Nonetheless, these processes must be inclusive and flexible to achieve the desired outcomes. Consequently, the main purpose of provision process for giftedness and talented students in mathematics is to enrich and accelerate their potential so that they may reach their highest possible capacity (Landau, Weissler, & Golod, 2001).

In relation to giftedness and talented mathematics students, it is necessary to have some aspects of provision for mathematically promising students (Hansen, 1992). Therefore, there are several ways that these students can be enriched.

In relation to this, House of Commons (1997) holds that education which comprise learning of mathematics should be a good experience for enriching students as it acts as the starting point in talent development. Under normal circumstances, education provides an appropriated avenue for development of gifts and talents in mathematics since it acts as a nurturing platform.

Besides, it is alluded by Kitano and DiJiosia (2002) that giftedness is normally a domain specific hence provision must take into account aptitudes and special abilities of these students.

This should be prioritized since it can not be taken literally that all gifted and talented children have a strong knowledge framework (Landau, 1990). Furthermore, provision of education in classroom necessitates adaption of developing these talents and gifts in mathematics hence nurturing them further.

Research Methodology


Research methodology can be broadly divided into two categories of primary and secondary research methods. According to Belenky (1986), a primary research method is the approach that entails conducting trials, asking questions and later collating the results. In addition, primary research methodology is applied in two forms of qualitative and quantitative approach.

In respect to quantitative research approach, Cranton (1996) opines that the researcher may hold a hypothesis of which the research work seeks to approve or disapprove.

Nonetheless, the kind of data generated in quantitative research can be mathematically analyzed. On the other hand, Daloz (1999) states that qualitative research is usually concerned with feelings and opinions and therefore data collected can not be analyzed in mathematical terms.

Alternatively, secondary research methodology is usually founded on the basis of other people research findings (Alvesson & Deetz, 2000). Therefore it involves gathering of the previous research results of others from online sources such as materials available on the internet or from offline materials such as printed books and reports that can be easily accessed in the library.

In any research study, a researcher is at liberty to either choose to use primary, secondary sources of data collection or a combined use of these two methods during data collection exercise (Bryman, 2001).

However, according to Bell (1999), the choice of any of this method is dependent on the type and kind of the research or at some time, the circumstances at which the research is being conducted. In respect to this research, the researcher will only employ secondary sources in his data collection exercise.

Research Design

In collection of data for this investigation, the researcher will use secondary sources where by literature such as books, articles, journals, committee reports and any other available research that is related to the study topic will be evaluated (Maxfield & Babbie, 1995).

== Set tasks ==
**a.** Answer these about the passage on gifted math students:
(i) What does the House of Commons (1997) say education acts as in talent development?
(ii) What does Daloz (1999) say qualitative research is usually concerned with?
(iii) What kind of sources will the researcher use for data collection?
**b.** List every kind of literature that the passage on gifted math students says will be evaluated in the research design.
**c.** Pick up the passage on gifted math students after its last sentence and keep writing it.
The data is separate material with no tie to the passage on gifted math students.

== Data section ==

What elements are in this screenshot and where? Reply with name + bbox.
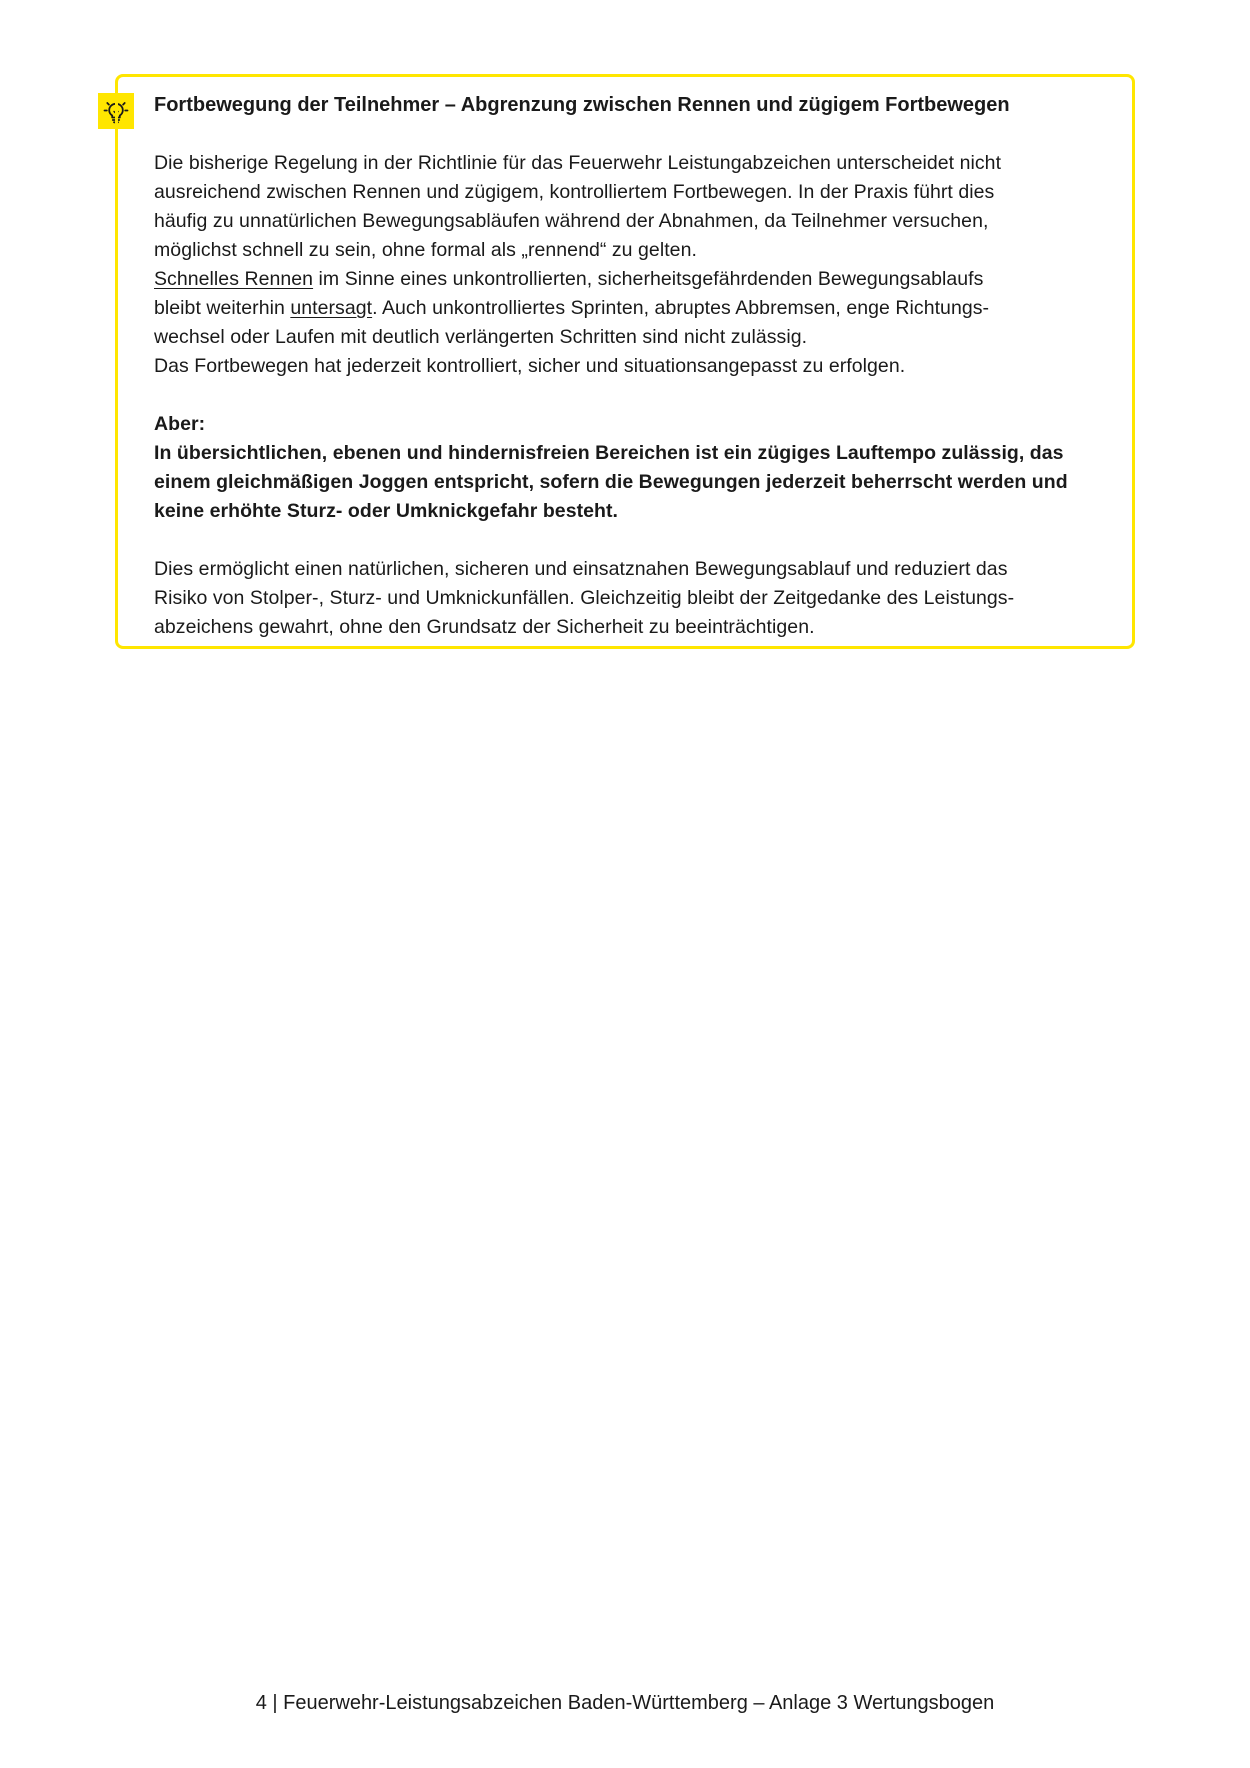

== Responses to the tasks ==
**a.**
(i) The starting point in talent development.
(ii) Feelings and opinions.
(iii) Only secondary sources.

**b.** Books, articles, journals, committee reports, and any other available research related to the study topic.

**c.**
Being a sensitive matter to the education sector and to talent and potential development and growth, there are many related studies that have been undertaken which will be reviewed. In addition, other literatures also exist that relates to identification and provision of mathematically talented students. In relation to this, the researcher will therefore review already available pieces of literature in the research.

Nonetheless, Bryman and Bell (2003) hold that secondary research methods entails using secondary information which consists of several number of sources of data that have been previously collected by preceding researchers. However, the materials to be reviewed must be on the area related to the research topic that have been preserved and archived in a given format.

Some of the secondary sources that may be used in data and information collection in secondary research include the traditional books, journals, thesis and dissertations that are readily available in libraries, information materials that are syndicated, industry studies and government reports that are under control of specific government agencies (Bryman, 2001).

Nonetheless, it is relatively important to acknowledge that secondary sources of information facilitates inexpensive and a quick way of addressing research question than in primary research.

Nevertheless, secondary sources of data collection have been adopted for this research due to the nature of the research that is intended to be carried on the topic. It is understood that identification and provision for mathematically gifted and talented students is a global topic that interests the whole world to explore in order to develop its human resource capital that match its needs, gifts and talents.

These needs have had diverse influences and effects to most countries and therefore it is a world’s topical issue. It is therefore important for the researcher to just review the already available literature that relates to identification and provision for mathematically gifted and talented students rather than going fresh to the field and collecting fresh data from primary sources.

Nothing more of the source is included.